◆ Trecho selecionado ◆
Burocracia, impostos altos e escassez de diálogo com universidades atrapalham desenvolvimento de companhias inovadoras

Por Da Redação
27 Maio 2012, 20h00

Quando o americano Davis Smith e seu sócio, Kimball Thomas, resolveram vir ao Brasil para fundar o site Baby.com.br, já tinham investidores dispostos a apostar no negócio. Smith reparou que o país ainda não contava com uma loja virtual de produtos para bebês que oferecesse uma variedade comparável à de estabelecimentos americanos. Essa constatação virou oportunidade aos olhos dos empreendedores. Contudo, foram necessários seis meses para abrir oficialmente a empresa no Brasil, o que demandou ainda custos com advogados e contadores. Uma comparação evidencia o contraste de ambientes: quando a dupla abriu uma empresa no estado americano de Delaware, levou apenas 24 horas. A demora ilustra a série de barreiras enfrentadas por empreendedores por trás de startups, as empresas de inovação, no Brasil. Surgidas pequenas, eles encaram aqui os entraves a que estão sujeitas as demais companhias desse porte. O problema, porém, torna-se mais grave para as startups porque, para inovar, elas em geral precisam se desenvolver de maneira acelerada, ao mesmo tempo incorporando e desenvolvendo novas tecnologias.

◆ Objetivo 1 ◆
Quais linhas dos registros contêm a palavra "title"? Copie todas elas, considerando a diferença entre maiúsculas e minúsculas.

◆ Registros da tarefa ◆
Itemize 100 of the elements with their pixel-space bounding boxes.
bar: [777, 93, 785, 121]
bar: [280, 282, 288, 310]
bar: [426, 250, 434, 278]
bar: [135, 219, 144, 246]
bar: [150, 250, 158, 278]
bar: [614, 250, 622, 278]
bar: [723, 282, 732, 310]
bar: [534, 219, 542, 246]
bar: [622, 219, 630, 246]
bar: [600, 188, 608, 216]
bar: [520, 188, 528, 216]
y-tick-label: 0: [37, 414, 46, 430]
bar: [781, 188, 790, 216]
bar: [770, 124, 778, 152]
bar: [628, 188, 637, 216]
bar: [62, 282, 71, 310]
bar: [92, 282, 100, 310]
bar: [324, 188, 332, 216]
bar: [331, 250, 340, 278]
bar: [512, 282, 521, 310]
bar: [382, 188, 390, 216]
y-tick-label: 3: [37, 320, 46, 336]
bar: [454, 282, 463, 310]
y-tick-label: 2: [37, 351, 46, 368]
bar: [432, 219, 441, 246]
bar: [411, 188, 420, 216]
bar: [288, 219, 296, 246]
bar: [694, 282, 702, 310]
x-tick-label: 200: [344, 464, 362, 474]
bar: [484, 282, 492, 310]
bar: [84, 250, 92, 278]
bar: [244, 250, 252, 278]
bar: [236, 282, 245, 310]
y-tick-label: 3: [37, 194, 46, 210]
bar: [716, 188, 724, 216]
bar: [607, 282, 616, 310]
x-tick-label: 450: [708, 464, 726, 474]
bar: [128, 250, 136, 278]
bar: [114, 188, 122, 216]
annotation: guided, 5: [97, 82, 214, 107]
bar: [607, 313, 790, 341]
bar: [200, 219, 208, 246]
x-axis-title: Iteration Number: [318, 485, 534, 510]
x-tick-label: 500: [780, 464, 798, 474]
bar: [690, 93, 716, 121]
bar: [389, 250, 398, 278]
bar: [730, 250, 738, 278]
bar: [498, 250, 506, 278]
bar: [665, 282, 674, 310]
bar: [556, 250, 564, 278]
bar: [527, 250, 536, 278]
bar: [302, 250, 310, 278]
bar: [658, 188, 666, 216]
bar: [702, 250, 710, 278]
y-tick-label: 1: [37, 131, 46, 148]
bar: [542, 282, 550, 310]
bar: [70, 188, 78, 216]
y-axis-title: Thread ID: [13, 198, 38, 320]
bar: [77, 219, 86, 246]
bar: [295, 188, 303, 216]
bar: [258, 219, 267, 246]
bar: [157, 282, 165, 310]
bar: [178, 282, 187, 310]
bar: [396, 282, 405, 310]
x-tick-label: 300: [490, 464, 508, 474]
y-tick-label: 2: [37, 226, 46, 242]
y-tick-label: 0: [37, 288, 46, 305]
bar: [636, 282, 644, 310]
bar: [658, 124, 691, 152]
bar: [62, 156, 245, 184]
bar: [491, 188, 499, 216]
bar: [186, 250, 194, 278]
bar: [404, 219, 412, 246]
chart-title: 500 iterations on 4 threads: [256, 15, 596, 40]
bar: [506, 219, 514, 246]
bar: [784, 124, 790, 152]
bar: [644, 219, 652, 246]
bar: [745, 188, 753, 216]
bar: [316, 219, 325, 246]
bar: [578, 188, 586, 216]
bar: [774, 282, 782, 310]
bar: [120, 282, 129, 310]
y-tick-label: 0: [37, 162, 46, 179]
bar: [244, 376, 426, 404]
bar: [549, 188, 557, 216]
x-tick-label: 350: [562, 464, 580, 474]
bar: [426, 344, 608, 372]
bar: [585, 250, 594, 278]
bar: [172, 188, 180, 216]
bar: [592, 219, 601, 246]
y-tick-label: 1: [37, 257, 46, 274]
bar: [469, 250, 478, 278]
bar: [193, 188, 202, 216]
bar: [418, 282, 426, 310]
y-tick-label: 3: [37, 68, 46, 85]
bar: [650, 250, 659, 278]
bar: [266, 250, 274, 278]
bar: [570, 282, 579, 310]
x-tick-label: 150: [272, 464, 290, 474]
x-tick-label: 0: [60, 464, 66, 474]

◆ Objetivo 2 ◆
Responda às perguntas sobre o trecho a respeito das startups no Brasil:
(a) Quanto tempo foi necessário para abrir oficialmente a empresa no Brasil?
(b) Em quanto tempo a dupla abriu uma empresa no estado americano de Delaware?
(c) Segundo o trecho, como as startups em geral precisam se desenvolver para inovar?

◆ Resposta completa 1 ◆
x-axis-title: Iteration Number: [318, 485, 534, 510]
y-axis-title: Thread ID: [13, 198, 38, 320]
chart-title: 500 iterations on 4 threads: [256, 15, 596, 40]

◆ Resposta completa 2 ◆
(a) Seis meses.
(b) Apenas 24 horas.
(c) De maneira acelerada, incorporando e desenvolvendo novas tecnologias ao mesmo tempo.